>> START Information shown
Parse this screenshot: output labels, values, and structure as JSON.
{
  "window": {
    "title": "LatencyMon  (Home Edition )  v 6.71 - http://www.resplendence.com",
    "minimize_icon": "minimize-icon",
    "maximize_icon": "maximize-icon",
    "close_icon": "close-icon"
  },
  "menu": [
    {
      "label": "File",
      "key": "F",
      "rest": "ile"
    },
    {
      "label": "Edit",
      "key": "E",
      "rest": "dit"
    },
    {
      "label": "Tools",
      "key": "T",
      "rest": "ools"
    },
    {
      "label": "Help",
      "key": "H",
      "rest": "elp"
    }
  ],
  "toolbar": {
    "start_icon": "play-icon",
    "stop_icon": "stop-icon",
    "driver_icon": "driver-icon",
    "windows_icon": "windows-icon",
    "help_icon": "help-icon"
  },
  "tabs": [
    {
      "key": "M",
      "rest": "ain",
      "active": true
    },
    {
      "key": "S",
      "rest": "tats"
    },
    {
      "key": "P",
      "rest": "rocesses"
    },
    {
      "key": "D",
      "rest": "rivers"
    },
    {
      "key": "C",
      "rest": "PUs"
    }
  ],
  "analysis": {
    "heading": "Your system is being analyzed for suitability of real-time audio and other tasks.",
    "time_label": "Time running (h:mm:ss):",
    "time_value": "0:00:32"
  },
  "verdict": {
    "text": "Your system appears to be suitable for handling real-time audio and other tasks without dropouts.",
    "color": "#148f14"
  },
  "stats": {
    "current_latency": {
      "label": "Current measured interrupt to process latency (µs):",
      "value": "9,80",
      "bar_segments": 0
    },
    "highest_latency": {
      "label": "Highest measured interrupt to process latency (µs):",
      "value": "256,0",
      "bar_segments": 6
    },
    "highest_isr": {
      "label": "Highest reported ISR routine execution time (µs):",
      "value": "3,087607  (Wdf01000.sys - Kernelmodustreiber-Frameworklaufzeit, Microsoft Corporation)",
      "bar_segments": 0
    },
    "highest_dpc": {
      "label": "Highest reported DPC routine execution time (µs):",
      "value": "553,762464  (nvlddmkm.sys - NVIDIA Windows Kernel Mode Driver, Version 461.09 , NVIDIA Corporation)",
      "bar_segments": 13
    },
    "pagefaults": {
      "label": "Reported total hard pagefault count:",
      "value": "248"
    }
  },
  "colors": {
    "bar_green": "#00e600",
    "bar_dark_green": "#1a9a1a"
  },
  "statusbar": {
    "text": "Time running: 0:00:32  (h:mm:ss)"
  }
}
>> END Information shown
__Problem__
Show each line of the listing that holds the string "tasks".

__Written response__
    "heading": "Your system is being analyzed for suitability of real-time audio and other tasks.",
    "text": "Your system appears to be suitable for handling real-time audio and other tasks without dropouts.",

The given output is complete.